• **Task details**
From the entries below, pull out each line where "live" appears.
»»
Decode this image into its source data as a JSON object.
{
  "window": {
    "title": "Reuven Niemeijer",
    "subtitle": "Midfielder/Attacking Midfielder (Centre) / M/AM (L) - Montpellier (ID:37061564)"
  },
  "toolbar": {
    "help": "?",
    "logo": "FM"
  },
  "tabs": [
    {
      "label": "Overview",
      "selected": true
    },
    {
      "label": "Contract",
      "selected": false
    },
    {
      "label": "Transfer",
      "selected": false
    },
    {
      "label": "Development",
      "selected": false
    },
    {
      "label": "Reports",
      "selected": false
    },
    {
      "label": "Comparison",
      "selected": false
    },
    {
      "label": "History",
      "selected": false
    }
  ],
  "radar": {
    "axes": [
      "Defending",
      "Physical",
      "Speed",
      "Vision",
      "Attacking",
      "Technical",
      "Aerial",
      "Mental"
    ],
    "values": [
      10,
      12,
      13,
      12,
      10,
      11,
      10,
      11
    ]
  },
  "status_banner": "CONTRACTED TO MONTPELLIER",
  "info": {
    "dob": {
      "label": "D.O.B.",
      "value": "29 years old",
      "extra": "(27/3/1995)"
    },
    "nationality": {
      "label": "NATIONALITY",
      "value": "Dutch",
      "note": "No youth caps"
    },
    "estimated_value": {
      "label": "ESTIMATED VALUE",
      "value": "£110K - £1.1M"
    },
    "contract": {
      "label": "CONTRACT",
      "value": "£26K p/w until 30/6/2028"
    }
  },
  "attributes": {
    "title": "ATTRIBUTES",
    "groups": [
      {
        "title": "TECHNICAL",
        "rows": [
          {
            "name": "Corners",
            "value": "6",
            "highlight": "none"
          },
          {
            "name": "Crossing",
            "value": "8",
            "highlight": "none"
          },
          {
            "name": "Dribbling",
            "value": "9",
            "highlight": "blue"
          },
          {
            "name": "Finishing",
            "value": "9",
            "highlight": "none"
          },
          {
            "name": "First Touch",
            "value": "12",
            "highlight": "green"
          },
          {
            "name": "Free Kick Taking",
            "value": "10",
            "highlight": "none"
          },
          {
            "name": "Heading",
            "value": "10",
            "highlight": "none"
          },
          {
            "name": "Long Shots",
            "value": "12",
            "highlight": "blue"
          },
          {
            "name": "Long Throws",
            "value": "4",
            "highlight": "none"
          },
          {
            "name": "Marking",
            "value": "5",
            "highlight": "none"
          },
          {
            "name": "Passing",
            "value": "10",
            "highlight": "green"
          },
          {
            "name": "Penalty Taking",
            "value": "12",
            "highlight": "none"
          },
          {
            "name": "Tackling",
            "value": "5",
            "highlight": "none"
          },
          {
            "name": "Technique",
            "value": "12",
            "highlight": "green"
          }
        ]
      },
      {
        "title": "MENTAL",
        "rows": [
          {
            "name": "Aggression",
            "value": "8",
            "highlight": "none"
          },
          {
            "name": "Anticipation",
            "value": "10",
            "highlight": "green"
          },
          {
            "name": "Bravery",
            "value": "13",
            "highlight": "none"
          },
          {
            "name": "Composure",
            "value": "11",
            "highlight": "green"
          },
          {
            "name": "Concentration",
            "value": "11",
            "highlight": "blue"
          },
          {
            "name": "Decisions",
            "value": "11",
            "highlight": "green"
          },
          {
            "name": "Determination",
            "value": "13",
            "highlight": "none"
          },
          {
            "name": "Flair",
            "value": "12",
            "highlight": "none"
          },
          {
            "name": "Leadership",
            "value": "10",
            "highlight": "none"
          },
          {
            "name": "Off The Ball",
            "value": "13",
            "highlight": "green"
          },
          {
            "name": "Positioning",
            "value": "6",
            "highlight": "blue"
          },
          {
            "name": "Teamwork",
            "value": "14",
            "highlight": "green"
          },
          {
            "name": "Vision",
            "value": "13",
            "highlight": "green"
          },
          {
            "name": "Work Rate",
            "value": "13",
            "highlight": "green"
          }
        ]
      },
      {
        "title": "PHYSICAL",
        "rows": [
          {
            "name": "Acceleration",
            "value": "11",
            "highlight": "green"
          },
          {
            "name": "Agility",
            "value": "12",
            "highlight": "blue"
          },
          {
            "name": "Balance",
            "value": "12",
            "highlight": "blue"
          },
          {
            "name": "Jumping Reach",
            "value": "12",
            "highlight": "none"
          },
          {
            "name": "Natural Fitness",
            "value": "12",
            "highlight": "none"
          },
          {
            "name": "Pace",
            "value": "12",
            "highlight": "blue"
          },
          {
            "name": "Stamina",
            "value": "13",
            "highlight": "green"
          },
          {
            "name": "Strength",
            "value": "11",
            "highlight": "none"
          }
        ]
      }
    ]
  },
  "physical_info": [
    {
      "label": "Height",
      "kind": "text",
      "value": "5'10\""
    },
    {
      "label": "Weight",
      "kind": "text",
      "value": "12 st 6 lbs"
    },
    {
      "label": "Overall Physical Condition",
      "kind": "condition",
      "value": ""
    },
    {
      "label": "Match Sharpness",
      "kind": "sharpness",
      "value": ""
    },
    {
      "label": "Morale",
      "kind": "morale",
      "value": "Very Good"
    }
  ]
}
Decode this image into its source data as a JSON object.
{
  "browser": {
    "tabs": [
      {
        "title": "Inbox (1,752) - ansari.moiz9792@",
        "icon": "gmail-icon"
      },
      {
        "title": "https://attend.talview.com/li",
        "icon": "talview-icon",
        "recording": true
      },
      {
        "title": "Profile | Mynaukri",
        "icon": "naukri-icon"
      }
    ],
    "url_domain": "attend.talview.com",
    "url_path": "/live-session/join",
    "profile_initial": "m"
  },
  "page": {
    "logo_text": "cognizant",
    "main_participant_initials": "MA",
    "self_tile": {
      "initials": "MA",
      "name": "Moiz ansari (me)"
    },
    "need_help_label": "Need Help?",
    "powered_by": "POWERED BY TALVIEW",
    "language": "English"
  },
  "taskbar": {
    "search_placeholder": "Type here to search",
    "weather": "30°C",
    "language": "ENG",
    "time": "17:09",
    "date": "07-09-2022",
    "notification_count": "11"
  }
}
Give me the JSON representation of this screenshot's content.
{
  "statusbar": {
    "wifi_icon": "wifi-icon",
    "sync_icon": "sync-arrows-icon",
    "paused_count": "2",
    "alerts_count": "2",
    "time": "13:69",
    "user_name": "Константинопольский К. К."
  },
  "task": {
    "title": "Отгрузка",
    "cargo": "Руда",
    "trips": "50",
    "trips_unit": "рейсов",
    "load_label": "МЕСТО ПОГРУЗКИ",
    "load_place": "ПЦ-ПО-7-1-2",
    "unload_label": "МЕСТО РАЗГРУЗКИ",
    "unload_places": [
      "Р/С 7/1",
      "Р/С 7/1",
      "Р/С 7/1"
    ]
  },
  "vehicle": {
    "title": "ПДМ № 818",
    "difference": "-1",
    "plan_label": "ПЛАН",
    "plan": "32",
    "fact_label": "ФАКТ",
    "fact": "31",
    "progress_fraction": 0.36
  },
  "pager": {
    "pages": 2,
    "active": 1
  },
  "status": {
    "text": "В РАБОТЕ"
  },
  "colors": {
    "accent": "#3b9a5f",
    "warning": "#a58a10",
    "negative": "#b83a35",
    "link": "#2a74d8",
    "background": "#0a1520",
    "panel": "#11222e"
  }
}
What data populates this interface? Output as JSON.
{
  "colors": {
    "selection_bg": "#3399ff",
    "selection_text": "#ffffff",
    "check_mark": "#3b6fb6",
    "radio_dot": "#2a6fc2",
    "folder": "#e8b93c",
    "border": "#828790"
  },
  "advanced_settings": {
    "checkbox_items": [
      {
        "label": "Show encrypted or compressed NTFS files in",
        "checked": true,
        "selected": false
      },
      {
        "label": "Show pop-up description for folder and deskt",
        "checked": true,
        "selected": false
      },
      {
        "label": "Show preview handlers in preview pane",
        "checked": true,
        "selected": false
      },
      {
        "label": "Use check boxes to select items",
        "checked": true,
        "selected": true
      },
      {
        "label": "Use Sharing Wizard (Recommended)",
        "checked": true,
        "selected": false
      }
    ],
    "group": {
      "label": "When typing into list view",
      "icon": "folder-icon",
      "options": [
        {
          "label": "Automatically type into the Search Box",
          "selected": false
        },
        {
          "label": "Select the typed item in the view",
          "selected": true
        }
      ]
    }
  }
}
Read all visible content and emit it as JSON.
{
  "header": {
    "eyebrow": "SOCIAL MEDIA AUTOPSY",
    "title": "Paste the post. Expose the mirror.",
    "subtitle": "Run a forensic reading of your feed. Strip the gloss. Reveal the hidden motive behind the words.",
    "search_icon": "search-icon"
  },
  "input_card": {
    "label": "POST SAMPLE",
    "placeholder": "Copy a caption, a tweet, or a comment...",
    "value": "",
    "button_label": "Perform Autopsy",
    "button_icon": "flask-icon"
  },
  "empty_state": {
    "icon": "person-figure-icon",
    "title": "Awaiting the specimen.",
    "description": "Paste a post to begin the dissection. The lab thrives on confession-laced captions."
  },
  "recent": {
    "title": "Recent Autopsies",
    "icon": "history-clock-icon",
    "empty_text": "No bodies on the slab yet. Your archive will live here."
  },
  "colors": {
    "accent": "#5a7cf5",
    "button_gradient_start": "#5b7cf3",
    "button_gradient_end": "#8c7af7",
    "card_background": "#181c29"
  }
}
««
• **Complete answer**
    "url_path": "/live-session/join",
    "empty_text": "No bodies on the slab yet. Your archive will live here."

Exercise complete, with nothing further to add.